-- Begin Input --

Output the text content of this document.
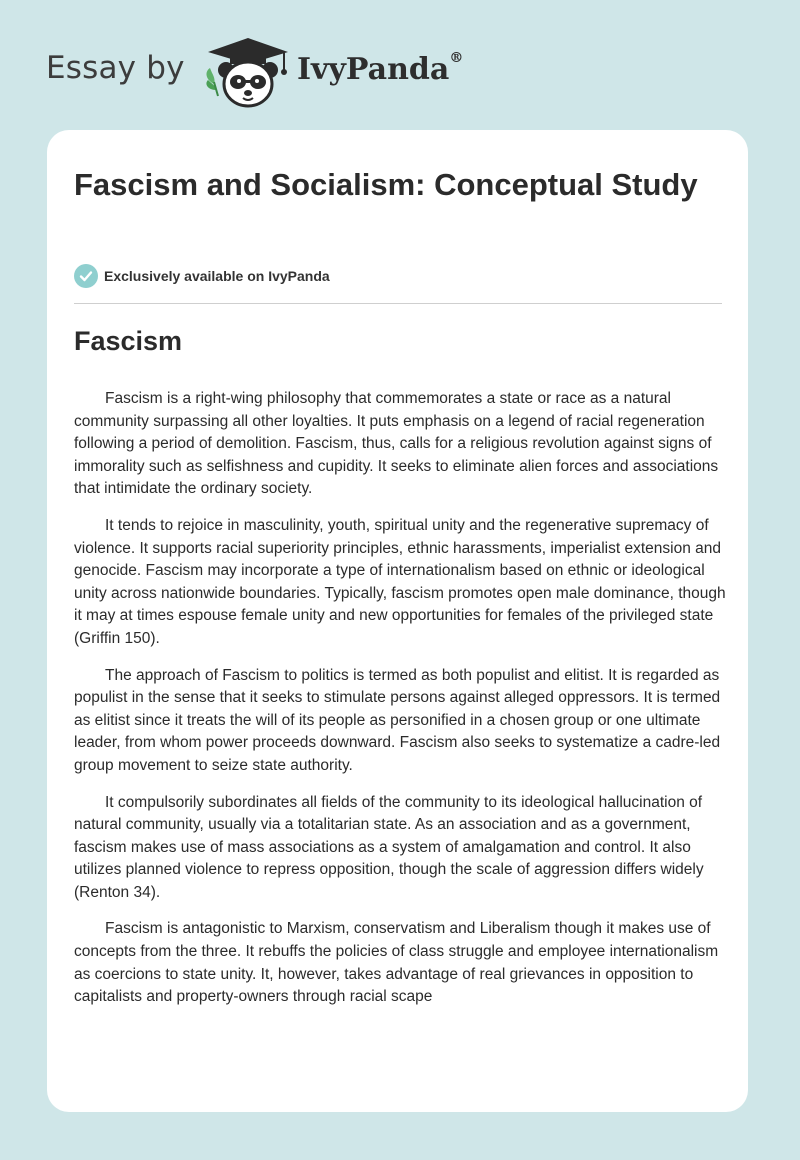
Essay by	IvyPanda®
Fascism and Socialism: Conceptual Study
Exclusively available on IvyPanda
Fascism

Fascism is a right-wing philosophy that commemorates a state or race as a natural community surpassing all other loyalties. It puts emphasis on a legend of racial regeneration following a period of demolition. Fascism, thus, calls for a religious revolution against signs of immorality such as selfishness and cupidity. It seeks to eliminate alien forces and associations that intimidate the ordinary society.

It tends to rejoice in masculinity, youth, spiritual unity and the regenerative supremacy of violence. It supports racial superiority principles, ethnic harassments, imperialist extension and genocide. Fascism may incorporate a type of internationalism based on ethnic or ideological unity across nationwide boundaries. Typically, fascism promotes open male dominance, though it may at times espouse female unity and new opportunities for females of the privileged state (Griffin 150).

The approach of Fascism to politics is termed as both populist and elitist. It is regarded as populist in the sense that it seeks to stimulate persons against alleged oppressors. It is termed as elitist since it treats the will of its people as personified in a chosen group or one ultimate leader, from whom power proceeds downward. Fascism also seeks to systematize a cadre-led group movement to seize state authority.

It compulsorily subordinates all fields of the community to its ideological hallucination of natural community, usually via a totalitarian state. As an association and as a government, fascism makes use of mass associations as a system of amalgamation and control. It also utilizes planned violence to repress opposition, though the scale of aggression differs widely (Renton 34).

Fascism is antagonistic to Marxism, conservatism and Liberalism though it makes use of concepts from the three. It rebuffs the policies of class struggle and employee internationalism as coercions to state unity. It, however, takes advantage of real grievances in opposition to capitalists and property-owners through racial scape
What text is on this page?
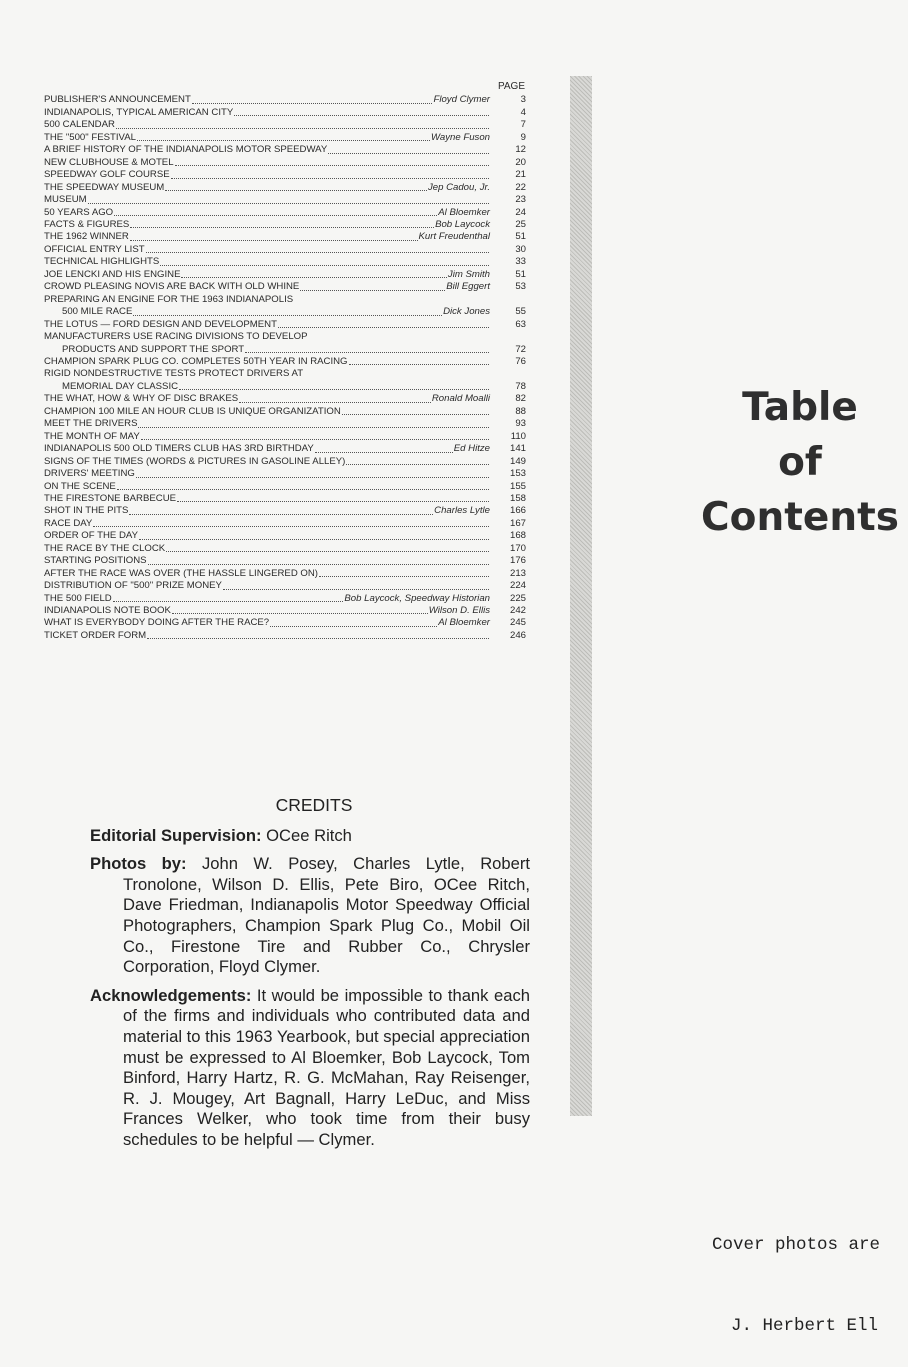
PAGE
PUBLISHER'S ANNOUNCEMENT	Floyd Clymer	3
INDIANAPOLIS, TYPICAL AMERICAN CITY	4
500 CALENDAR	7
THE "500" FESTIVAL	Wayne Fuson	9
A BRIEF HISTORY OF THE INDIANAPOLIS MOTOR SPEEDWAY	12
NEW CLUBHOUSE & MOTEL	20
SPEEDWAY GOLF COURSE	21
THE SPEEDWAY MUSEUM	Jep Cadou, Jr.	22
MUSEUM	23
50 YEARS AGO	Al Bloemker	24
FACTS & FIGURES	Bob Laycock	25
THE 1962 WINNER	Kurt Freudenthal	51
OFFICIAL ENTRY LIST	30
TECHNICAL HIGHLIGHTS	33
JOE LENCKI AND HIS ENGINE	Jim Smith	51
CROWD PLEASING NOVIS ARE BACK WITH OLD WHINE	Bill Eggert	53
PREPARING AN ENGINE FOR THE 1963 INDIANAPOLIS
500 MILE RACE	Dick Jones	55
THE LOTUS — FORD DESIGN AND DEVELOPMENT	63
MANUFACTURERS USE RACING DIVISIONS TO DEVELOP
PRODUCTS AND SUPPORT THE SPORT	72
CHAMPION SPARK PLUG CO. COMPLETES 50TH YEAR IN RACING	76
RIGID NONDESTRUCTIVE TESTS PROTECT DRIVERS AT
MEMORIAL DAY CLASSIC	78
THE WHAT, HOW & WHY OF DISC BRAKES	Ronald Moalli	82
CHAMPION 100 MILE AN HOUR CLUB IS UNIQUE ORGANIZATION	88
MEET THE DRIVERS	93
THE MONTH OF MAY	110
INDIANAPOLIS 500 OLD TIMERS CLUB HAS 3RD BIRTHDAY	Ed Hitze	141
SIGNS OF THE TIMES (WORDS & PICTURES IN GASOLINE ALLEY)	149
DRIVERS' MEETING	153
ON THE SCENE	155
THE FIRESTONE BARBECUE	158
SHOT IN THE PITS	Charles Lytle	166
RACE DAY	167
ORDER OF THE DAY	168
THE RACE BY THE CLOCK	170
STARTING POSITIONS	176
AFTER THE RACE WAS OVER (THE HASSLE LINGERED ON)	213
DISTRIBUTION OF "500" PRIZE MONEY	224
THE 500 FIELD	Bob Laycock, Speedway Historian	225
INDIANAPOLIS NOTE BOOK	Wilson D. Ellis	242
WHAT IS EVERYBODY DOING AFTER THE RACE?	Al Bloemker	245
TICKET ORDER FORM	246
Table
of
Contents
CREDITS

Editorial Supervision: OCee Ritch

Photos by: John W. Posey, Charles Lytle, Robert Tronolone, Wilson D. Ellis, Pete Biro, OCee Ritch, Dave Friedman, Indianapolis Motor Speedway Official Photographers, Champion Spark Plug Co., Mobil Oil Co., Firestone Tire and Rubber Co., Chrysler Corporation, Floyd Clymer.

Acknowledgements: It would be impossible to thank each of the firms and individuals who contributed data and material to this 1963 Yearbook, but special appreciation must be expressed to Al Bloemker, Bob Laycock, Tom Binford, Harry Hartz, R. G. McMahan, Ray Reisenger, R. J. Mougey, Art Bagnall, Harry LeDuc, and Miss Frances Welker, who took time from their busy schedules to be helpful — Clymer.

Cover photos are

J. Herbert Ell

-- End Input --

Request » Search the records for the string "text" and return every line in which it occurs.

Task answer »
Output the text content of this document.
What text is on this page?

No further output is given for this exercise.